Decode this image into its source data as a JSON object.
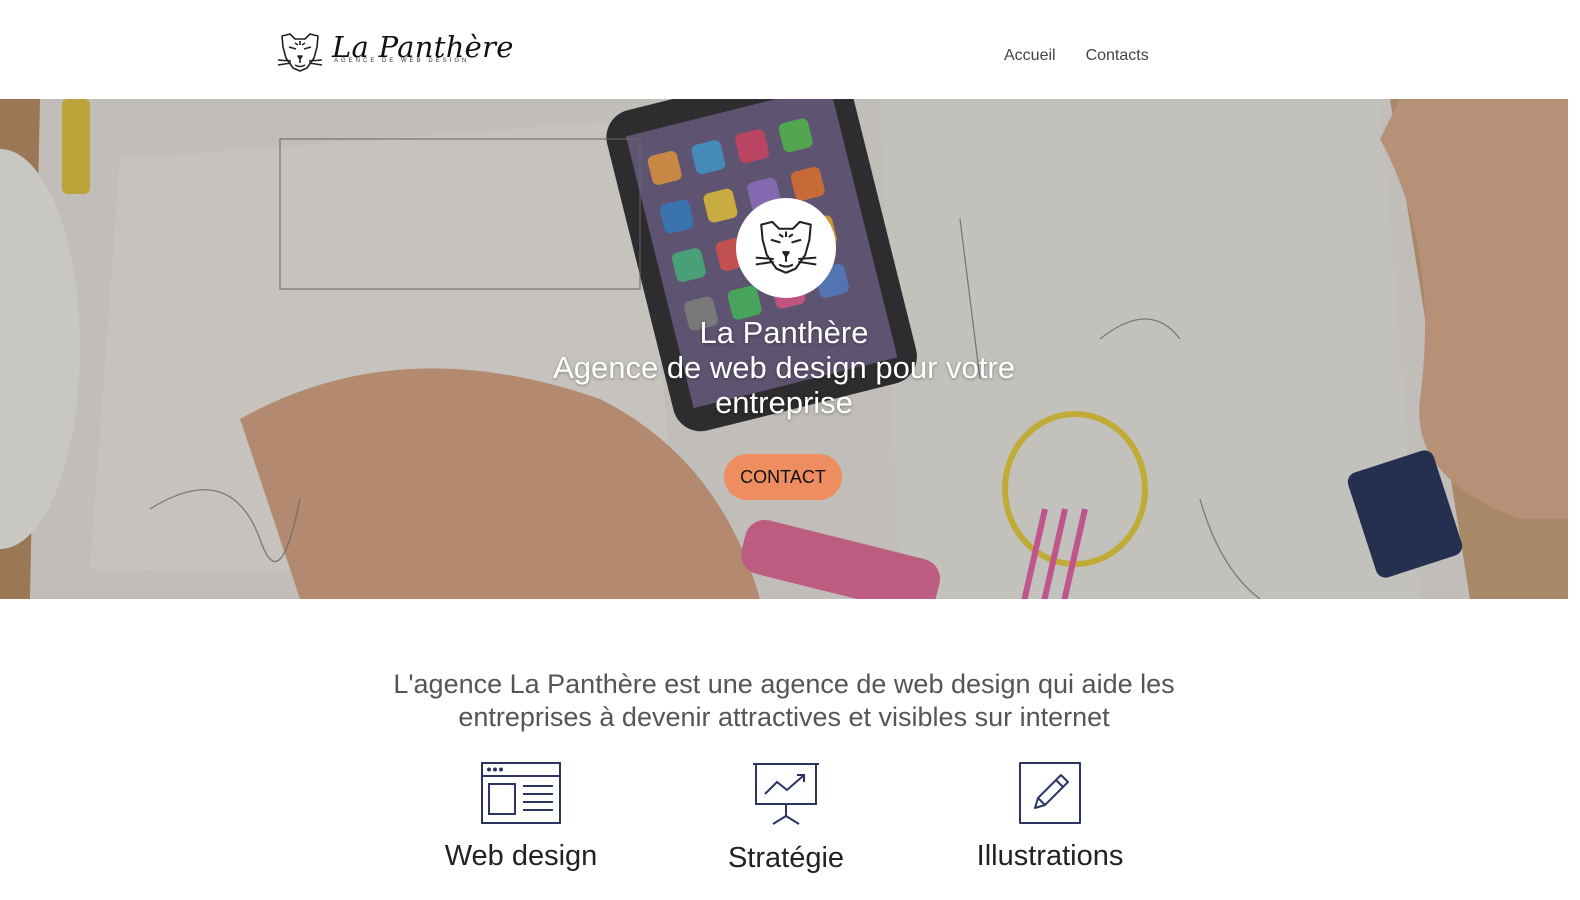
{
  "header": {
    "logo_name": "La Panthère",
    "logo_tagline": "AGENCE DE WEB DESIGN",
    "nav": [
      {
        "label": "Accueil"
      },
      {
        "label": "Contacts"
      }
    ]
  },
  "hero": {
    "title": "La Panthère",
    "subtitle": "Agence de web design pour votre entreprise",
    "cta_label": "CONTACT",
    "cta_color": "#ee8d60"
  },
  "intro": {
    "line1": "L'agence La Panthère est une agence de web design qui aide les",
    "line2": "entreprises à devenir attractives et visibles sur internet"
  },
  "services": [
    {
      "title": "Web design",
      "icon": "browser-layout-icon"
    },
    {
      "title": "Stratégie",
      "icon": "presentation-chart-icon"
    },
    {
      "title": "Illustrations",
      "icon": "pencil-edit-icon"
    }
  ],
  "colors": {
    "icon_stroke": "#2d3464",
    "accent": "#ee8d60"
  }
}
^^^^^^^^^^^^^^^^
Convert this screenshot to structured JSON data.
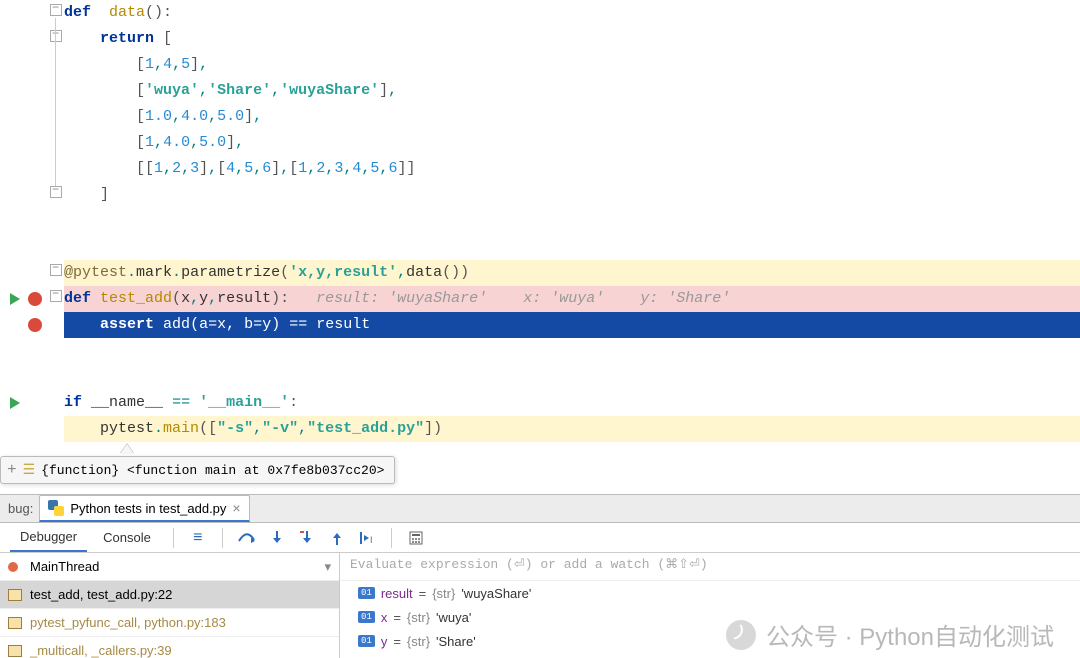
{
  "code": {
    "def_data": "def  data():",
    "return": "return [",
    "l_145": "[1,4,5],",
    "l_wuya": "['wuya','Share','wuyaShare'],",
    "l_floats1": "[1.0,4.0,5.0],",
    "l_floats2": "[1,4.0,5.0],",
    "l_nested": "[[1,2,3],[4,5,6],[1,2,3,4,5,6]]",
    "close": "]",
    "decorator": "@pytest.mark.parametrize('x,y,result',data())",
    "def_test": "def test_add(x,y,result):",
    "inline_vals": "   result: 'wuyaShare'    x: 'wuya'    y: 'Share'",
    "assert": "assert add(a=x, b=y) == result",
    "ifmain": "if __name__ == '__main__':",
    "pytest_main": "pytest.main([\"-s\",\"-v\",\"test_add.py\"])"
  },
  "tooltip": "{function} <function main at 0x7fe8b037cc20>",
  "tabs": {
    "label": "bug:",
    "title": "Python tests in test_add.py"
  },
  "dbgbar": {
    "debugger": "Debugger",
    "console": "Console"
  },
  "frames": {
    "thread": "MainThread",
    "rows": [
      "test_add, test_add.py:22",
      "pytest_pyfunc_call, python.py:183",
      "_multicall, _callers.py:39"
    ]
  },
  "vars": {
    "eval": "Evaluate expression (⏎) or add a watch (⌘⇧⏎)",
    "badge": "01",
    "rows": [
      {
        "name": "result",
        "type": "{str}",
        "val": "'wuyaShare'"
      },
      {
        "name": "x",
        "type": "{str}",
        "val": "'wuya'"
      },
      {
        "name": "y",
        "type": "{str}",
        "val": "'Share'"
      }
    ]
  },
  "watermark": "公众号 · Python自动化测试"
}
^^^^^^^^^^^^^^^^
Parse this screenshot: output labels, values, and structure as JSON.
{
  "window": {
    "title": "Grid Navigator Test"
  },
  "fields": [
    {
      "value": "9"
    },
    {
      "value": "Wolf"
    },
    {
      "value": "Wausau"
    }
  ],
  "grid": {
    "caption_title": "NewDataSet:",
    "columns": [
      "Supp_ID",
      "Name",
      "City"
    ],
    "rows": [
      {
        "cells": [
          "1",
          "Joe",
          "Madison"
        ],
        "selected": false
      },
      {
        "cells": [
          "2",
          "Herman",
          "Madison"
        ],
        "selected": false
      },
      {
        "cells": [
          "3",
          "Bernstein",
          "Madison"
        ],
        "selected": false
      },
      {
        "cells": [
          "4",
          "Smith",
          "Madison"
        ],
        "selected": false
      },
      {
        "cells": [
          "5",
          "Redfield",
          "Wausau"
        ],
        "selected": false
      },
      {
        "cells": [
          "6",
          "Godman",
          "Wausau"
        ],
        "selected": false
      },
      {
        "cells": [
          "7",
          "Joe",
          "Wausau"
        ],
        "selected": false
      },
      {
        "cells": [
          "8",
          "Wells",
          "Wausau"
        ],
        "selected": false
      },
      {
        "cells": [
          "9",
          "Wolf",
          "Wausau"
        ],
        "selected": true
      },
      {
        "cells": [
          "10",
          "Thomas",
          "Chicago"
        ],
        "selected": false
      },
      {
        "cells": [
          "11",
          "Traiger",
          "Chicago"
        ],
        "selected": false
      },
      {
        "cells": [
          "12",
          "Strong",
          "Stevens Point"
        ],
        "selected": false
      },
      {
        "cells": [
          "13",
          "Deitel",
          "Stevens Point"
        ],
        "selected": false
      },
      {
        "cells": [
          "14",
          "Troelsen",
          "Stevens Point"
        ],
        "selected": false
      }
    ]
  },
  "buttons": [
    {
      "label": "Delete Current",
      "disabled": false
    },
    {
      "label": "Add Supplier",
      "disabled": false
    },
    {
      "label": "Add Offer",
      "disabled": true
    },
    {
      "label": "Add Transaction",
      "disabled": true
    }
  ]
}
^^^^^^^^^^^^^^^^
Goal of the exercise – Read the entries and show each line that mentions "screenshot".

Exercise output –
Convert this screenshot to structured JSON data.
Parse this screenshot: output labels, values, and structure as JSON.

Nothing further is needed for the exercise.